* TASK INPUTS:
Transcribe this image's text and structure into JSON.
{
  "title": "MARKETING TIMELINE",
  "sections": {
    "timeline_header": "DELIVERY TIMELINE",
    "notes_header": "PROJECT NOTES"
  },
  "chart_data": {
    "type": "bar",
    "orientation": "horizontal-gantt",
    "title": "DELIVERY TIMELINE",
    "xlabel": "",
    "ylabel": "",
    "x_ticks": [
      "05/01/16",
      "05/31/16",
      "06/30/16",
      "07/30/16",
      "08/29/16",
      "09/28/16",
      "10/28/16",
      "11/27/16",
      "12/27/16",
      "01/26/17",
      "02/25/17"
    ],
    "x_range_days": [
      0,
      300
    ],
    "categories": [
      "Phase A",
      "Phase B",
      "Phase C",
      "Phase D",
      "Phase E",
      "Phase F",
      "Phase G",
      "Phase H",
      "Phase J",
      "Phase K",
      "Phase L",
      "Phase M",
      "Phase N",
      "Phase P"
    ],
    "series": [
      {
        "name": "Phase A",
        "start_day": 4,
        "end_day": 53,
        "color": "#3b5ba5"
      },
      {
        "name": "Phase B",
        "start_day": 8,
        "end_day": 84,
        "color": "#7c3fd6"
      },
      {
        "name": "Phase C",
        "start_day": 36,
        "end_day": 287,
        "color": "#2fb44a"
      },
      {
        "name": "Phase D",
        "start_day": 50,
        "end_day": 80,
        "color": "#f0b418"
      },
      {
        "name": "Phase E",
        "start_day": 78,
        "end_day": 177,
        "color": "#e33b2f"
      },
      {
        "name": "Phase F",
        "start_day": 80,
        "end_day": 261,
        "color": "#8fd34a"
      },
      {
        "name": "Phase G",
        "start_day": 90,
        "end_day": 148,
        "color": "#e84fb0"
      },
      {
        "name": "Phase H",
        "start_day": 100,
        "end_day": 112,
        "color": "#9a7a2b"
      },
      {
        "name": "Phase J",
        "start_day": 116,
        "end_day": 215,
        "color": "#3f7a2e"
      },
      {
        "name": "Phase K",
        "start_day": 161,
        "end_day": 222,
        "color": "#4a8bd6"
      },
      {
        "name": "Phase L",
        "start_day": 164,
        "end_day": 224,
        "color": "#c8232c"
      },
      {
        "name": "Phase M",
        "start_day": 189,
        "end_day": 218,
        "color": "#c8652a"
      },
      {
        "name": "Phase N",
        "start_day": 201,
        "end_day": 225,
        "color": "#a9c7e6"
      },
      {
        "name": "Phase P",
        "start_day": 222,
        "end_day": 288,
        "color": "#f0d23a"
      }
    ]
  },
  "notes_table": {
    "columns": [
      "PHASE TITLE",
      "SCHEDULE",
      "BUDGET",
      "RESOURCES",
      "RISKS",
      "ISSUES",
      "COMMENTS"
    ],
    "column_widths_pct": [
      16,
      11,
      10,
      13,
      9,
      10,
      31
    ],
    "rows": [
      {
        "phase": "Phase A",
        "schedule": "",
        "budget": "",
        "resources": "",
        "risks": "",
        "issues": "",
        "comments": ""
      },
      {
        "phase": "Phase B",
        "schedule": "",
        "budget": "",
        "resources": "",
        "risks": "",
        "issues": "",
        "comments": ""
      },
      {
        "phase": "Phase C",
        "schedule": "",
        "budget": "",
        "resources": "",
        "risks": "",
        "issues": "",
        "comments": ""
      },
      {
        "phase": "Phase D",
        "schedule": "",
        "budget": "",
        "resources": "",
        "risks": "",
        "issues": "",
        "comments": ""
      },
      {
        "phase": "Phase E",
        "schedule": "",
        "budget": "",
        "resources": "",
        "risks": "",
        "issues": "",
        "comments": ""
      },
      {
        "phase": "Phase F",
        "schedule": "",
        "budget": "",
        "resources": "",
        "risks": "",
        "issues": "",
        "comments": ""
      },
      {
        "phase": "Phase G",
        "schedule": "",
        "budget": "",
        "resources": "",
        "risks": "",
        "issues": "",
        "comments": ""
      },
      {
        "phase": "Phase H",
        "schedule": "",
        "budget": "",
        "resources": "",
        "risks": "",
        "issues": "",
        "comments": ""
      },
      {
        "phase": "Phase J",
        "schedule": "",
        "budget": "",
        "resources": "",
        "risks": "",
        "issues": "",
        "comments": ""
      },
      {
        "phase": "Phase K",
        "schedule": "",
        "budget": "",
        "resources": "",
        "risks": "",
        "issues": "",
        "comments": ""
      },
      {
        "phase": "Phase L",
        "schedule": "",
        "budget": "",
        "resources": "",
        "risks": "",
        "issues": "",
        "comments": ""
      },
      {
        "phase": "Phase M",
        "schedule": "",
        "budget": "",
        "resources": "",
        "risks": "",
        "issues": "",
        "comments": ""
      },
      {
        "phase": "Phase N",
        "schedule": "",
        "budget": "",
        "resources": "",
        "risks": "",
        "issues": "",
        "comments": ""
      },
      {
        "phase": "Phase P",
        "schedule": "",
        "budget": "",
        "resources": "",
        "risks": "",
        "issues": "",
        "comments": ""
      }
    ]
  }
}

* PROBLEM STATEMENT:
Write out every line of the listing that holds the word "TIMELINE".

* FULL RESPONSE:
  "title": "MARKETING TIMELINE",
    "timeline_header": "DELIVERY TIMELINE",
    "title": "DELIVERY TIMELINE",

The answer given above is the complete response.